• Short task: Copy the lines below as they are; omit the images they contain.
:: Data extract
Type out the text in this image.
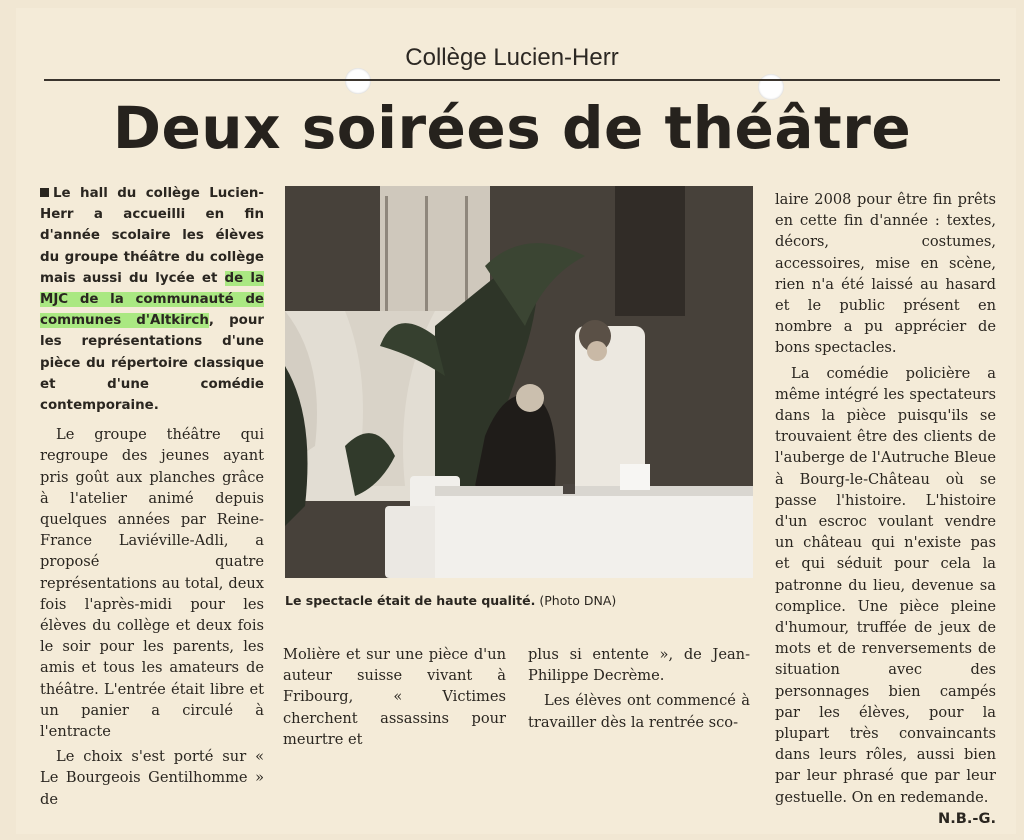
Collège Lucien-Herr
Deux soirées de théâtre

Le hall du collège Lucien-Herr a accueilli en fin d'année scolaire les élèves du groupe théâtre du collège mais aussi du lycée et de la MJC de la communauté de communes d'Altkirch, pour les représentations d'une pièce du répertoire classique et d'une comédie contemporaine.

Le groupe théâtre qui regroupe des jeunes ayant pris goût aux planches grâce à l'atelier animé depuis quelques années par Reine-France Laviéville-Adli, a proposé quatre représentations au total, deux fois l'après-midi pour les élèves du collège et deux fois le soir pour les parents, les amis et tous les amateurs de théâtre. L'entrée était libre et un panier a circulé à l'entracte

Le choix s'est porté sur « Le Bourgeois Gentilhomme » de

Le spectacle était de haute qualité. (Photo DNA)

Molière et sur une pièce d'un auteur suisse vivant à Fribourg, « Victimes cherchent assassins pour meurtre et

plus si entente », de Jean-Philippe Decrème.

Les élèves ont commencé à travailler dès la rentrée sco-

laire 2008 pour être fin prêts en cette fin d'année : textes, décors, costumes, accessoires, mise en scène, rien n'a été laissé au hasard et le public présent en nombre a pu apprécier de bons spectacles.

La comédie policière a même intégré les spectateurs dans la pièce puisqu'ils se trouvaient être des clients de l'auberge de l'Autruche Bleue à Bourg-le-Château où se passe l'histoire. L'histoire d'un escroc voulant vendre un château qui n'existe pas et qui séduit pour cela la patronne du lieu, devenue sa complice. Une pièce pleine d'humour, truffée de jeux de mots et de renversements de situation avec des personnages bien campés par les élèves, pour la plupart très convaincants dans leurs rôles, aussi bien par leur phrasé que par leur gestuelle. On en redemande.
N.B.-G.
::::
• Task result:
Type out the text in this image.
Collège Lucien-Herr
Deux soirées de théâtre

Le hall du collège Lucien-Herr a accueilli en fin d'année scolaire les élèves du groupe théâtre du collège mais aussi du lycée et de la MJC de la communauté de communes d'Altkirch, pour les représentations d'une pièce du répertoire classique et d'une comédie contemporaine.

Le groupe théâtre qui regroupe des jeunes ayant pris goût aux planches grâce à l'atelier animé depuis quelques années par Reine-France Laviéville-Adli, a proposé quatre représentations au total, deux fois l'après-midi pour les élèves du collège et deux fois le soir pour les parents, les amis et tous les amateurs de théâtre. L'entrée était libre et un panier a circulé à l'entracte

Le choix s'est porté sur « Le Bourgeois Gentilhomme » de

Le spectacle était de haute qualité. (Photo DNA)

Molière et sur une pièce d'un auteur suisse vivant à Fribourg, « Victimes cherchent assassins pour meurtre et

plus si entente », de Jean-Philippe Decrème.

Les élèves ont commencé à travailler dès la rentrée sco-

laire 2008 pour être fin prêts en cette fin d'année : textes, décors, costumes, accessoires, mise en scène, rien n'a été laissé au hasard et le public présent en nombre a pu apprécier de bons spectacles.

La comédie policière a même intégré les spectateurs dans la pièce puisqu'ils se trouvaient être des clients de l'auberge de l'Autruche Bleue à Bourg-le-Château où se passe l'histoire. L'histoire d'un escroc voulant vendre un château qui n'existe pas et qui séduit pour cela la patronne du lieu, devenue sa complice. Une pièce pleine d'humour, truffée de jeux de mots et de renversements de situation avec des personnages bien campés par les élèves, pour la plupart très convaincants dans leurs rôles, aussi bien par leur phrasé que par leur gestuelle. On en redemande.
N.B.-G.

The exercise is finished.